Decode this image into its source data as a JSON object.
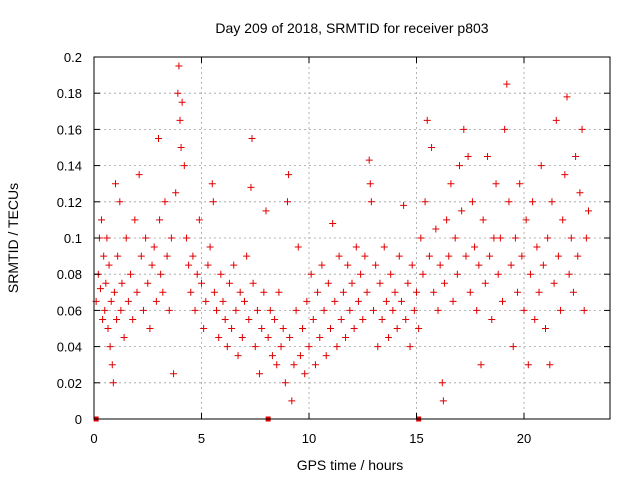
{
  "chart_data": {
    "type": "scatter",
    "title": "Day 209 of 2018, SRMTID for receiver p803",
    "xlabel": "GPS time / hours",
    "ylabel": "SRMTID / TECUs",
    "xlim": [
      0,
      24
    ],
    "ylim": [
      0,
      0.2
    ],
    "xticks": [
      0,
      5,
      10,
      15,
      20
    ],
    "xtick_labels": [
      "0",
      "5",
      "10",
      "15",
      "20"
    ],
    "yticks": [
      0,
      0.02,
      0.04,
      0.06,
      0.08,
      0.1,
      0.12,
      0.14,
      0.16,
      0.18,
      0.2
    ],
    "ytick_labels": [
      "0",
      "0.02",
      "0.04",
      "0.06",
      "0.08",
      "0.1",
      "0.12",
      "0.14",
      "0.16",
      "0.18",
      "0.2"
    ],
    "grid": true,
    "marker": "+",
    "color": "#e00000",
    "series": [
      {
        "name": "SRMTID",
        "points": [
          [
            0.1,
            0.065
          ],
          [
            0.2,
            0.08
          ],
          [
            0.25,
            0.1
          ],
          [
            0.3,
            0.072
          ],
          [
            0.35,
            0.11
          ],
          [
            0.4,
            0.055
          ],
          [
            0.45,
            0.09
          ],
          [
            0.5,
            0.06
          ],
          [
            0.55,
            0.075
          ],
          [
            0.6,
            0.1
          ],
          [
            0.65,
            0.05
          ],
          [
            0.7,
            0.085
          ],
          [
            0.75,
            0.04
          ],
          [
            0.8,
            0.065
          ],
          [
            0.85,
            0.03
          ],
          [
            0.9,
            0.02
          ],
          [
            0.95,
            0.07
          ],
          [
            1.0,
            0.13
          ],
          [
            1.05,
            0.055
          ],
          [
            1.1,
            0.09
          ],
          [
            1.2,
            0.12
          ],
          [
            1.25,
            0.06
          ],
          [
            1.3,
            0.075
          ],
          [
            1.4,
            0.045
          ],
          [
            1.5,
            0.1
          ],
          [
            1.6,
            0.065
          ],
          [
            1.7,
            0.08
          ],
          [
            1.8,
            0.055
          ],
          [
            1.9,
            0.11
          ],
          [
            2.0,
            0.07
          ],
          [
            2.1,
            0.135
          ],
          [
            2.2,
            0.09
          ],
          [
            2.3,
            0.06
          ],
          [
            2.4,
            0.1
          ],
          [
            2.5,
            0.075
          ],
          [
            2.6,
            0.05
          ],
          [
            2.7,
            0.085
          ],
          [
            2.8,
            0.095
          ],
          [
            2.9,
            0.065
          ],
          [
            3.0,
            0.155
          ],
          [
            3.05,
            0.11
          ],
          [
            3.1,
            0.08
          ],
          [
            3.2,
            0.07
          ],
          [
            3.3,
            0.12
          ],
          [
            3.4,
            0.09
          ],
          [
            3.5,
            0.06
          ],
          [
            3.6,
            0.1
          ],
          [
            3.7,
            0.025
          ],
          [
            3.8,
            0.125
          ],
          [
            3.9,
            0.18
          ],
          [
            3.95,
            0.195
          ],
          [
            4.0,
            0.165
          ],
          [
            4.05,
            0.15
          ],
          [
            4.1,
            0.175
          ],
          [
            4.2,
            0.14
          ],
          [
            4.3,
            0.1
          ],
          [
            4.4,
            0.085
          ],
          [
            4.5,
            0.07
          ],
          [
            4.6,
            0.09
          ],
          [
            4.7,
            0.06
          ],
          [
            4.8,
            0.08
          ],
          [
            4.9,
            0.11
          ],
          [
            5.0,
            0.075
          ],
          [
            5.1,
            0.05
          ],
          [
            5.2,
            0.065
          ],
          [
            5.3,
            0.085
          ],
          [
            5.4,
            0.095
          ],
          [
            5.5,
            0.13
          ],
          [
            5.55,
            0.12
          ],
          [
            5.6,
            0.07
          ],
          [
            5.7,
            0.06
          ],
          [
            5.8,
            0.045
          ],
          [
            5.9,
            0.08
          ],
          [
            6.0,
            0.065
          ],
          [
            6.1,
            0.055
          ],
          [
            6.2,
            0.04
          ],
          [
            6.3,
            0.075
          ],
          [
            6.4,
            0.05
          ],
          [
            6.5,
            0.085
          ],
          [
            6.6,
            0.06
          ],
          [
            6.7,
            0.035
          ],
          [
            6.8,
            0.07
          ],
          [
            6.9,
            0.045
          ],
          [
            7.0,
            0.065
          ],
          [
            7.1,
            0.09
          ],
          [
            7.2,
            0.055
          ],
          [
            7.3,
            0.128
          ],
          [
            7.35,
            0.155
          ],
          [
            7.4,
            0.075
          ],
          [
            7.5,
            0.04
          ],
          [
            7.6,
            0.06
          ],
          [
            7.7,
            0.025
          ],
          [
            7.8,
            0.05
          ],
          [
            7.9,
            0.07
          ],
          [
            8.0,
            0.115
          ],
          [
            8.1,
            0.045
          ],
          [
            8.2,
            0.06
          ],
          [
            8.3,
            0.035
          ],
          [
            8.4,
            0.055
          ],
          [
            8.5,
            0.03
          ],
          [
            8.6,
            0.07
          ],
          [
            8.7,
            0.04
          ],
          [
            8.8,
            0.05
          ],
          [
            8.9,
            0.02
          ],
          [
            9.0,
            0.12
          ],
          [
            9.05,
            0.135
          ],
          [
            9.1,
            0.045
          ],
          [
            9.2,
            0.01
          ],
          [
            9.3,
            0.03
          ],
          [
            9.4,
            0.06
          ],
          [
            9.5,
            0.095
          ],
          [
            9.6,
            0.035
          ],
          [
            9.7,
            0.05
          ],
          [
            9.8,
            0.025
          ],
          [
            9.9,
            0.065
          ],
          [
            10.0,
            0.04
          ],
          [
            10.1,
            0.08
          ],
          [
            10.2,
            0.055
          ],
          [
            10.3,
            0.03
          ],
          [
            10.4,
            0.07
          ],
          [
            10.5,
            0.045
          ],
          [
            10.6,
            0.085
          ],
          [
            10.7,
            0.06
          ],
          [
            10.8,
            0.035
          ],
          [
            10.9,
            0.075
          ],
          [
            11.0,
            0.05
          ],
          [
            11.1,
            0.108
          ],
          [
            11.2,
            0.065
          ],
          [
            11.3,
            0.04
          ],
          [
            11.4,
            0.09
          ],
          [
            11.5,
            0.055
          ],
          [
            11.6,
            0.07
          ],
          [
            11.7,
            0.045
          ],
          [
            11.8,
            0.085
          ],
          [
            11.9,
            0.06
          ],
          [
            12.0,
            0.075
          ],
          [
            12.1,
            0.05
          ],
          [
            12.2,
            0.095
          ],
          [
            12.3,
            0.065
          ],
          [
            12.4,
            0.08
          ],
          [
            12.5,
            0.055
          ],
          [
            12.6,
            0.09
          ],
          [
            12.7,
            0.07
          ],
          [
            12.8,
            0.143
          ],
          [
            12.85,
            0.13
          ],
          [
            12.9,
            0.12
          ],
          [
            13.0,
            0.06
          ],
          [
            13.1,
            0.085
          ],
          [
            13.2,
            0.04
          ],
          [
            13.3,
            0.075
          ],
          [
            13.4,
            0.055
          ],
          [
            13.5,
            0.095
          ],
          [
            13.6,
            0.065
          ],
          [
            13.7,
            0.045
          ],
          [
            13.8,
            0.08
          ],
          [
            13.9,
            0.06
          ],
          [
            14.0,
            0.07
          ],
          [
            14.1,
            0.05
          ],
          [
            14.2,
            0.09
          ],
          [
            14.3,
            0.065
          ],
          [
            14.4,
            0.118
          ],
          [
            14.5,
            0.055
          ],
          [
            14.6,
            0.075
          ],
          [
            14.7,
            0.04
          ],
          [
            14.8,
            0.085
          ],
          [
            14.9,
            0.06
          ],
          [
            15.0,
            0.07
          ],
          [
            15.1,
            0.05
          ],
          [
            15.2,
            0.1
          ],
          [
            15.3,
            0.08
          ],
          [
            15.4,
            0.12
          ],
          [
            15.5,
            0.165
          ],
          [
            15.6,
            0.09
          ],
          [
            15.7,
            0.15
          ],
          [
            15.8,
            0.07
          ],
          [
            15.9,
            0.105
          ],
          [
            16.0,
            0.06
          ],
          [
            16.1,
            0.085
          ],
          [
            16.2,
            0.02
          ],
          [
            16.25,
            0.01
          ],
          [
            16.3,
            0.075
          ],
          [
            16.4,
            0.11
          ],
          [
            16.5,
            0.09
          ],
          [
            16.6,
            0.13
          ],
          [
            16.7,
            0.065
          ],
          [
            16.8,
            0.1
          ],
          [
            16.9,
            0.08
          ],
          [
            17.0,
            0.14
          ],
          [
            17.1,
            0.115
          ],
          [
            17.2,
            0.16
          ],
          [
            17.3,
            0.09
          ],
          [
            17.4,
            0.145
          ],
          [
            17.5,
            0.07
          ],
          [
            17.6,
            0.12
          ],
          [
            17.7,
            0.095
          ],
          [
            17.8,
            0.06
          ],
          [
            17.9,
            0.085
          ],
          [
            18.0,
            0.03
          ],
          [
            18.1,
            0.11
          ],
          [
            18.2,
            0.075
          ],
          [
            18.3,
            0.145
          ],
          [
            18.4,
            0.09
          ],
          [
            18.5,
            0.055
          ],
          [
            18.6,
            0.1
          ],
          [
            18.7,
            0.13
          ],
          [
            18.8,
            0.08
          ],
          [
            18.9,
            0.1
          ],
          [
            19.0,
            0.065
          ],
          [
            19.1,
            0.16
          ],
          [
            19.2,
            0.185
          ],
          [
            19.3,
            0.12
          ],
          [
            19.4,
            0.085
          ],
          [
            19.5,
            0.04
          ],
          [
            19.6,
            0.1
          ],
          [
            19.7,
            0.07
          ],
          [
            19.8,
            0.13
          ],
          [
            19.9,
            0.09
          ],
          [
            20.0,
            0.06
          ],
          [
            20.1,
            0.11
          ],
          [
            20.2,
            0.03
          ],
          [
            20.3,
            0.08
          ],
          [
            20.4,
            0.12
          ],
          [
            20.5,
            0.055
          ],
          [
            20.6,
            0.095
          ],
          [
            20.7,
            0.07
          ],
          [
            20.8,
            0.14
          ],
          [
            20.9,
            0.085
          ],
          [
            21.0,
            0.05
          ],
          [
            21.1,
            0.1
          ],
          [
            21.2,
            0.03
          ],
          [
            21.3,
            0.12
          ],
          [
            21.4,
            0.075
          ],
          [
            21.5,
            0.165
          ],
          [
            21.6,
            0.09
          ],
          [
            21.7,
            0.06
          ],
          [
            21.8,
            0.11
          ],
          [
            21.9,
            0.135
          ],
          [
            22.0,
            0.178
          ],
          [
            22.1,
            0.08
          ],
          [
            22.2,
            0.1
          ],
          [
            22.3,
            0.07
          ],
          [
            22.4,
            0.145
          ],
          [
            22.5,
            0.09
          ],
          [
            22.6,
            0.125
          ],
          [
            22.7,
            0.16
          ],
          [
            22.8,
            0.06
          ],
          [
            22.9,
            0.1
          ],
          [
            23.0,
            0.115
          ]
        ]
      }
    ],
    "markers_on_axis": [
      0.1,
      8.1,
      15.1
    ]
  }
}
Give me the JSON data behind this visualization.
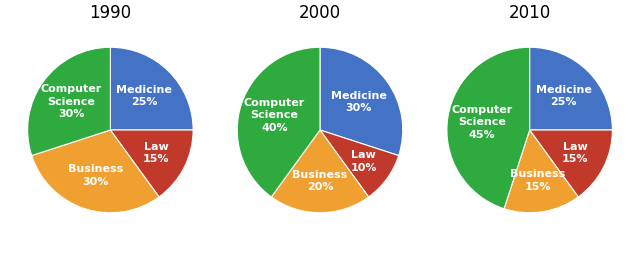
{
  "charts": [
    {
      "title": "1990",
      "values": [
        25,
        15,
        30,
        30
      ],
      "label_texts": [
        "Medicine\n25%",
        "Law\n15%",
        "Business\n30%",
        "Computer\nScience\n30%"
      ],
      "colors": [
        "#4472C4",
        "#C0392B",
        "#F0A030",
        "#2EAA3F"
      ],
      "startangle": 90
    },
    {
      "title": "2000",
      "values": [
        30,
        10,
        20,
        40
      ],
      "label_texts": [
        "Medicine\n30%",
        "Law\n10%",
        "Business\n20%",
        "Computer\nScience\n40%"
      ],
      "colors": [
        "#4472C4",
        "#C0392B",
        "#F0A030",
        "#2EAA3F"
      ],
      "startangle": 90
    },
    {
      "title": "2010",
      "values": [
        25,
        15,
        15,
        45
      ],
      "label_texts": [
        "Medicine\n25%",
        "Law\n15%",
        "Business\n15%",
        "Computer\nScience\n45%"
      ],
      "colors": [
        "#4472C4",
        "#C0392B",
        "#F0A030",
        "#2EAA3F"
      ],
      "startangle": 90
    }
  ],
  "background_color": "#FFFFFF",
  "title_fontsize": 12,
  "label_fontsize": 8.0,
  "label_color": "#FFFFFF",
  "label_radii": {
    "large": 0.58,
    "medium": 0.62,
    "small": 0.65
  }
}
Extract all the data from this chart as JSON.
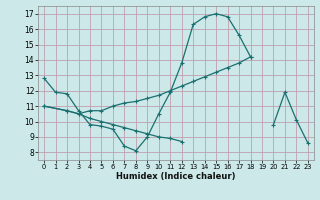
{
  "xlabel": "Humidex (Indice chaleur)",
  "bg_color": "#cce8e8",
  "grid_color": "#c0a0b0",
  "line_color": "#1a7070",
  "xlim": [
    -0.5,
    23.5
  ],
  "ylim": [
    7.5,
    17.5
  ],
  "xticks": [
    0,
    1,
    2,
    3,
    4,
    5,
    6,
    7,
    8,
    9,
    10,
    11,
    12,
    13,
    14,
    15,
    16,
    17,
    18,
    19,
    20,
    21,
    22,
    23
  ],
  "yticks": [
    8,
    9,
    10,
    11,
    12,
    13,
    14,
    15,
    16,
    17
  ],
  "series": [
    {
      "x": [
        0,
        1,
        2,
        3,
        4,
        5,
        6,
        7,
        8,
        9,
        10,
        11,
        12,
        13,
        14,
        15,
        16,
        17,
        18
      ],
      "y": [
        12.8,
        11.9,
        11.8,
        10.7,
        9.8,
        9.7,
        9.5,
        8.4,
        8.1,
        9.0,
        10.5,
        11.9,
        13.8,
        16.3,
        16.8,
        17.0,
        16.8,
        15.6,
        14.2
      ]
    },
    {
      "x": [
        0,
        2,
        3,
        4,
        5,
        6,
        7,
        8,
        9,
        10,
        11,
        12,
        13,
        14,
        15,
        16,
        17,
        18
      ],
      "y": [
        11.0,
        10.7,
        10.5,
        10.7,
        10.7,
        11.0,
        11.2,
        11.3,
        11.5,
        11.7,
        12.0,
        12.3,
        12.6,
        12.9,
        13.2,
        13.5,
        13.8,
        14.2
      ]
    },
    {
      "x": [
        0,
        2,
        3,
        4,
        5,
        6,
        7,
        8,
        9,
        10,
        11,
        12
      ],
      "y": [
        11.0,
        10.7,
        10.5,
        10.2,
        10.0,
        9.8,
        9.6,
        9.4,
        9.2,
        9.0,
        8.9,
        8.7
      ]
    },
    {
      "x": [
        20,
        21,
        22,
        23
      ],
      "y": [
        9.8,
        11.9,
        10.1,
        8.6
      ]
    }
  ]
}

> _WORK TO DO_
Tally the lines holding the string "SRMTID" and give only the count.

> _ANSWER FOR THE TASK_
3